Please restate the following records word for word.

Data excerpts:
........

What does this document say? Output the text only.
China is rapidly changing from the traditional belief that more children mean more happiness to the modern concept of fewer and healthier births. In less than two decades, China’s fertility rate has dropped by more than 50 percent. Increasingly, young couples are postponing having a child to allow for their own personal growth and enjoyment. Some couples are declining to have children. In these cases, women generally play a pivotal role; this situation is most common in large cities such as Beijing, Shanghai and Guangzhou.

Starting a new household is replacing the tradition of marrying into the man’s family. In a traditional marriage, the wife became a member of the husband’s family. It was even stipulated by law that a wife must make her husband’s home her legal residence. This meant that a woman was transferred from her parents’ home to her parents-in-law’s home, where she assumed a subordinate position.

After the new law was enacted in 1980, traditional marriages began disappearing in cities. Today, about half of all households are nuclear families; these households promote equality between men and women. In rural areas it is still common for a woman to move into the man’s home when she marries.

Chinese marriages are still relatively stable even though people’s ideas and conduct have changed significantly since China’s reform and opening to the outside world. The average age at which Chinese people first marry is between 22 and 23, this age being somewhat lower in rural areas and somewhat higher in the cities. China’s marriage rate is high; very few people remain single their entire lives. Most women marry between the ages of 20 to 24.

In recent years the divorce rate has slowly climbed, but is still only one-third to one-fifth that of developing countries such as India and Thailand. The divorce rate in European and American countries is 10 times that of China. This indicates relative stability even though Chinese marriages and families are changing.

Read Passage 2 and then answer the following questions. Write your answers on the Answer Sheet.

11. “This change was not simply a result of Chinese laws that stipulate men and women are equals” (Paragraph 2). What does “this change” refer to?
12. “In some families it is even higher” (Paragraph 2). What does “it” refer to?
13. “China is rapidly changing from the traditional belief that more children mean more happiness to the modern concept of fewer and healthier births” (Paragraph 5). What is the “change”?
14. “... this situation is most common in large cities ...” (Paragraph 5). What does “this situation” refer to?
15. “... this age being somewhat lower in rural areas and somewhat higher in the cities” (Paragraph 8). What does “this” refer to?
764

........

* ANSWER FOR THE TASK *
What does this document say? Output the text only.
China is rapidly changing from the traditional belief that more children mean more happiness to the modern concept of fewer and healthier births. In less than two decades, China’s fertility rate has dropped by more than 50 percent. Increasingly, young couples are postponing having a child to allow for their own personal growth and enjoyment. Some couples are declining to have children. In these cases, women generally play a pivotal role; this situation is most common in large cities such as Beijing, Shanghai and Guangzhou.

Starting a new household is replacing the tradition of marrying into the man’s family. In a traditional marriage, the wife became a member of the husband’s family. It was even stipulated by law that a wife must make her husband’s home her legal residence. This meant that a woman was transferred from her parents’ home to her parents-in-law’s home, where she assumed a subordinate position.

After the new law was enacted in 1980, traditional marriages began disappearing in cities. Today, about half of all households are nuclear families; these households promote equality between men and women. In rural areas it is still common for a woman to move into the man’s home when she marries.

Chinese marriages are still relatively stable even though people’s ideas and conduct have changed significantly since China’s reform and opening to the outside world. The average age at which Chinese people first marry is between 22 and 23, this age being somewhat lower in rural areas and somewhat higher in the cities. China’s marriage rate is high; very few people remain single their entire lives. Most women marry between the ages of 20 to 24.

In recent years the divorce rate has slowly climbed, but is still only one-third to one-fifth that of developing countries such as India and Thailand. The divorce rate in European and American countries is 10 times that of China. This indicates relative stability even though Chinese marriages and families are changing.

Read Passage 2 and then answer the following questions. Write your answers on the Answer Sheet.

11. “This change was not simply a result of Chinese laws that stipulate men and women are equals” (Paragraph 2). What does “this change” refer to?
12. “In some families it is even higher” (Paragraph 2). What does “it” refer to?
13. “China is rapidly changing from the traditional belief that more children mean more happiness to the modern concept of fewer and healthier births” (Paragraph 5). What is the “change”?
14. “... this situation is most common in large cities ...” (Paragraph 5). What does “this situation” refer to?
15. “... this age being somewhat lower in rural areas and somewhat higher in the cities” (Paragraph 8). What does “this” refer to?
764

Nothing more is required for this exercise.